Work instructions -
Read the data and repeat it in full, exactly.

· · · ·

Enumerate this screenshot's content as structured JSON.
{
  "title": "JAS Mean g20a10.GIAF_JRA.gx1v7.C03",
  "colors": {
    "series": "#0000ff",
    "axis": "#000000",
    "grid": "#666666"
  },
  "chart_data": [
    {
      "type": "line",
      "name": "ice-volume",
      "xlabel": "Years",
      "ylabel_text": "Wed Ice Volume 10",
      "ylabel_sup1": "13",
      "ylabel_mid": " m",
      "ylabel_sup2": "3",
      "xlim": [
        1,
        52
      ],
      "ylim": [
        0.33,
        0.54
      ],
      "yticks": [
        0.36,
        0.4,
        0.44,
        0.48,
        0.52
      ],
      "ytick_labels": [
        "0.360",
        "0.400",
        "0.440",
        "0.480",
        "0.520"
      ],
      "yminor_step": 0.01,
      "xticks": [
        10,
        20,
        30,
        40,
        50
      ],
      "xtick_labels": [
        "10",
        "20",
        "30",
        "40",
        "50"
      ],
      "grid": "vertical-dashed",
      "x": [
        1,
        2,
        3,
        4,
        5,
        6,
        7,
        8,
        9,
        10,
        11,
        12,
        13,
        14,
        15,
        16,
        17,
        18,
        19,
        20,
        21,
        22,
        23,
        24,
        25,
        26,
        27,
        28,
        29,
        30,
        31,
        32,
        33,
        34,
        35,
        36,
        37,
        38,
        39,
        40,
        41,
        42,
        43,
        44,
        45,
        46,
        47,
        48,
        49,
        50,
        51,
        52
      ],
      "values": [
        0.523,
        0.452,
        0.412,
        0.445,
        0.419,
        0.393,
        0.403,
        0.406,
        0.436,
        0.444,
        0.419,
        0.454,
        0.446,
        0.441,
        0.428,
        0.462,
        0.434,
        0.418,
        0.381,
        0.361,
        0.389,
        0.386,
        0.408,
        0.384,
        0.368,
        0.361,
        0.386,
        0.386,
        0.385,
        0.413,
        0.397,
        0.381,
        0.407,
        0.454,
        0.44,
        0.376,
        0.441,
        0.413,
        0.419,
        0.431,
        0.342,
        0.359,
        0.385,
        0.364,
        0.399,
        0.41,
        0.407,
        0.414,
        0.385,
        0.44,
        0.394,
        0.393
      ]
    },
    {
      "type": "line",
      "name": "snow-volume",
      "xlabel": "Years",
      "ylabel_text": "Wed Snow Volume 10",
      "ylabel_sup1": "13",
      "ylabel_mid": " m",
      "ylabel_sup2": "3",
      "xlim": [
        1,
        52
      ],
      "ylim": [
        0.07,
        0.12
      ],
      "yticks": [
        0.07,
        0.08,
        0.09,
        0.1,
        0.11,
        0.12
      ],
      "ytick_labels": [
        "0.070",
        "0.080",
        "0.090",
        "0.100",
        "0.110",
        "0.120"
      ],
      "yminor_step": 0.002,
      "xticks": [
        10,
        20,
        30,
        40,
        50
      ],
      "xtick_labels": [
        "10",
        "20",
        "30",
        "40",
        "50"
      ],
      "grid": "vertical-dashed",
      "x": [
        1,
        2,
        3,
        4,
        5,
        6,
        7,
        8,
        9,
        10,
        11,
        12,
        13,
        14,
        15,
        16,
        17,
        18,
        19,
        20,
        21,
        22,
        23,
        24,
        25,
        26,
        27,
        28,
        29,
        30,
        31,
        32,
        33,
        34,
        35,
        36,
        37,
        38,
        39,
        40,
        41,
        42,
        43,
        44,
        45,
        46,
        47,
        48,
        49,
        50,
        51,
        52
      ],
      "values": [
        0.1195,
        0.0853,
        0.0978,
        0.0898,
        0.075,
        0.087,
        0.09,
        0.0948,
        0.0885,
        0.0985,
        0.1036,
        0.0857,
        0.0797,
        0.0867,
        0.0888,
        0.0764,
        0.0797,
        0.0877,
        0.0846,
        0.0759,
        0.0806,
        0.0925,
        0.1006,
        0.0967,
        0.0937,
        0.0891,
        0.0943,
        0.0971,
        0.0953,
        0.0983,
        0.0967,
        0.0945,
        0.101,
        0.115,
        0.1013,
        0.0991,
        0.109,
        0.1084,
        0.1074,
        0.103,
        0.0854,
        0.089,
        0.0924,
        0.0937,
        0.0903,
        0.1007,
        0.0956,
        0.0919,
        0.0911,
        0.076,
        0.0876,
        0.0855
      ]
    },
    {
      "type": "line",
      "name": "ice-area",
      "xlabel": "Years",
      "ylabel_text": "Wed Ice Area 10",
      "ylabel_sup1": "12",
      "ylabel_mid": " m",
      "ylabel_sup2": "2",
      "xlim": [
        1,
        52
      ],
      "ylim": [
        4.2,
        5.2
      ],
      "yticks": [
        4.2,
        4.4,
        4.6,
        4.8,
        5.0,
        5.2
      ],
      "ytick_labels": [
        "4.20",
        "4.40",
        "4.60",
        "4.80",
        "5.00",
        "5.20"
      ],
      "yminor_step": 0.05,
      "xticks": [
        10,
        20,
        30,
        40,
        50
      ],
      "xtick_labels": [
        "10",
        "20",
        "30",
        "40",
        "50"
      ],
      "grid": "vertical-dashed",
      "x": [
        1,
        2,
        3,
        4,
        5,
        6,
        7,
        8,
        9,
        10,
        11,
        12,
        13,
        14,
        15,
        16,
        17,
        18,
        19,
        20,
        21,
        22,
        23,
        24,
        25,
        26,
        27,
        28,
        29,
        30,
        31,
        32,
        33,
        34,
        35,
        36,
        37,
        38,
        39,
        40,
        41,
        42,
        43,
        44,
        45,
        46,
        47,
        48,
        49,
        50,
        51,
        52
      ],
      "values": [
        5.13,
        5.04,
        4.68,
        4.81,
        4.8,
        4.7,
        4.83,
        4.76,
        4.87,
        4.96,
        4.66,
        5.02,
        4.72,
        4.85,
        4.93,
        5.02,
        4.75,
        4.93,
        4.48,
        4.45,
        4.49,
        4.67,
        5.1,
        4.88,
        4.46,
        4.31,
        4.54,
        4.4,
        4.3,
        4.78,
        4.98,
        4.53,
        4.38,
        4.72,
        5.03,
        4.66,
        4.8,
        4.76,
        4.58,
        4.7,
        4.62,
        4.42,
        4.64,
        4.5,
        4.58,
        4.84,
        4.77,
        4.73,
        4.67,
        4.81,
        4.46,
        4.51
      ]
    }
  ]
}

· · · ·

Answer below -
Enumerate this screenshot's content as structured JSON.
{
  "title": "JAS Mean g20a10.GIAF_JRA.gx1v7.C03",
  "colors": {
    "series": "#0000ff",
    "axis": "#000000",
    "grid": "#666666"
  },
  "chart_data": [
    {
      "type": "line",
      "name": "ice-volume",
      "xlabel": "Years",
      "ylabel_text": "Wed Ice Volume 10",
      "ylabel_sup1": "13",
      "ylabel_mid": " m",
      "ylabel_sup2": "3",
      "xlim": [
        1,
        52
      ],
      "ylim": [
        0.33,
        0.54
      ],
      "yticks": [
        0.36,
        0.4,
        0.44,
        0.48,
        0.52
      ],
      "ytick_labels": [
        "0.360",
        "0.400",
        "0.440",
        "0.480",
        "0.520"
      ],
      "yminor_step": 0.01,
      "xticks": [
        10,
        20,
        30,
        40,
        50
      ],
      "xtick_labels": [
        "10",
        "20",
        "30",
        "40",
        "50"
      ],
      "grid": "vertical-dashed",
      "x": [
        1,
        2,
        3,
        4,
        5,
        6,
        7,
        8,
        9,
        10,
        11,
        12,
        13,
        14,
        15,
        16,
        17,
        18,
        19,
        20,
        21,
        22,
        23,
        24,
        25,
        26,
        27,
        28,
        29,
        30,
        31,
        32,
        33,
        34,
        35,
        36,
        37,
        38,
        39,
        40,
        41,
        42,
        43,
        44,
        45,
        46,
        47,
        48,
        49,
        50,
        51,
        52
      ],
      "values": [
        0.523,
        0.452,
        0.412,
        0.445,
        0.419,
        0.393,
        0.403,
        0.406,
        0.436,
        0.444,
        0.419,
        0.454,
        0.446,
        0.441,
        0.428,
        0.462,
        0.434,
        0.418,
        0.381,
        0.361,
        0.389,
        0.386,
        0.408,
        0.384,
        0.368,
        0.361,
        0.386,
        0.386,
        0.385,
        0.413,
        0.397,
        0.381,
        0.407,
        0.454,
        0.44,
        0.376,
        0.441,
        0.413,
        0.419,
        0.431,
        0.342,
        0.359,
        0.385,
        0.364,
        0.399,
        0.41,
        0.407,
        0.414,
        0.385,
        0.44,
        0.394,
        0.393
      ]
    },
    {
      "type": "line",
      "name": "snow-volume",
      "xlabel": "Years",
      "ylabel_text": "Wed Snow Volume 10",
      "ylabel_sup1": "13",
      "ylabel_mid": " m",
      "ylabel_sup2": "3",
      "xlim": [
        1,
        52
      ],
      "ylim": [
        0.07,
        0.12
      ],
      "yticks": [
        0.07,
        0.08,
        0.09,
        0.1,
        0.11,
        0.12
      ],
      "ytick_labels": [
        "0.070",
        "0.080",
        "0.090",
        "0.100",
        "0.110",
        "0.120"
      ],
      "yminor_step": 0.002,
      "xticks": [
        10,
        20,
        30,
        40,
        50
      ],
      "xtick_labels": [
        "10",
        "20",
        "30",
        "40",
        "50"
      ],
      "grid": "vertical-dashed",
      "x": [
        1,
        2,
        3,
        4,
        5,
        6,
        7,
        8,
        9,
        10,
        11,
        12,
        13,
        14,
        15,
        16,
        17,
        18,
        19,
        20,
        21,
        22,
        23,
        24,
        25,
        26,
        27,
        28,
        29,
        30,
        31,
        32,
        33,
        34,
        35,
        36,
        37,
        38,
        39,
        40,
        41,
        42,
        43,
        44,
        45,
        46,
        47,
        48,
        49,
        50,
        51,
        52
      ],
      "values": [
        0.1195,
        0.0853,
        0.0978,
        0.0898,
        0.075,
        0.087,
        0.09,
        0.0948,
        0.0885,
        0.0985,
        0.1036,
        0.0857,
        0.0797,
        0.0867,
        0.0888,
        0.0764,
        0.0797,
        0.0877,
        0.0846,
        0.0759,
        0.0806,
        0.0925,
        0.1006,
        0.0967,
        0.0937,
        0.0891,
        0.0943,
        0.0971,
        0.0953,
        0.0983,
        0.0967,
        0.0945,
        0.101,
        0.115,
        0.1013,
        0.0991,
        0.109,
        0.1084,
        0.1074,
        0.103,
        0.0854,
        0.089,
        0.0924,
        0.0937,
        0.0903,
        0.1007,
        0.0956,
        0.0919,
        0.0911,
        0.076,
        0.0876,
        0.0855
      ]
    },
    {
      "type": "line",
      "name": "ice-area",
      "xlabel": "Years",
      "ylabel_text": "Wed Ice Area 10",
      "ylabel_sup1": "12",
      "ylabel_mid": " m",
      "ylabel_sup2": "2",
      "xlim": [
        1,
        52
      ],
      "ylim": [
        4.2,
        5.2
      ],
      "yticks": [
        4.2,
        4.4,
        4.6,
        4.8,
        5.0,
        5.2
      ],
      "ytick_labels": [
        "4.20",
        "4.40",
        "4.60",
        "4.80",
        "5.00",
        "5.20"
      ],
      "yminor_step": 0.05,
      "xticks": [
        10,
        20,
        30,
        40,
        50
      ],
      "xtick_labels": [
        "10",
        "20",
        "30",
        "40",
        "50"
      ],
      "grid": "vertical-dashed",
      "x": [
        1,
        2,
        3,
        4,
        5,
        6,
        7,
        8,
        9,
        10,
        11,
        12,
        13,
        14,
        15,
        16,
        17,
        18,
        19,
        20,
        21,
        22,
        23,
        24,
        25,
        26,
        27,
        28,
        29,
        30,
        31,
        32,
        33,
        34,
        35,
        36,
        37,
        38,
        39,
        40,
        41,
        42,
        43,
        44,
        45,
        46,
        47,
        48,
        49,
        50,
        51,
        52
      ],
      "values": [
        5.13,
        5.04,
        4.68,
        4.81,
        4.8,
        4.7,
        4.83,
        4.76,
        4.87,
        4.96,
        4.66,
        5.02,
        4.72,
        4.85,
        4.93,
        5.02,
        4.75,
        4.93,
        4.48,
        4.45,
        4.49,
        4.67,
        5.1,
        4.88,
        4.46,
        4.31,
        4.54,
        4.4,
        4.3,
        4.78,
        4.98,
        4.53,
        4.38,
        4.72,
        5.03,
        4.66,
        4.8,
        4.76,
        4.58,
        4.7,
        4.62,
        4.42,
        4.64,
        4.5,
        4.58,
        4.84,
        4.77,
        4.73,
        4.67,
        4.81,
        4.46,
        4.51
      ]
    }
  ]
}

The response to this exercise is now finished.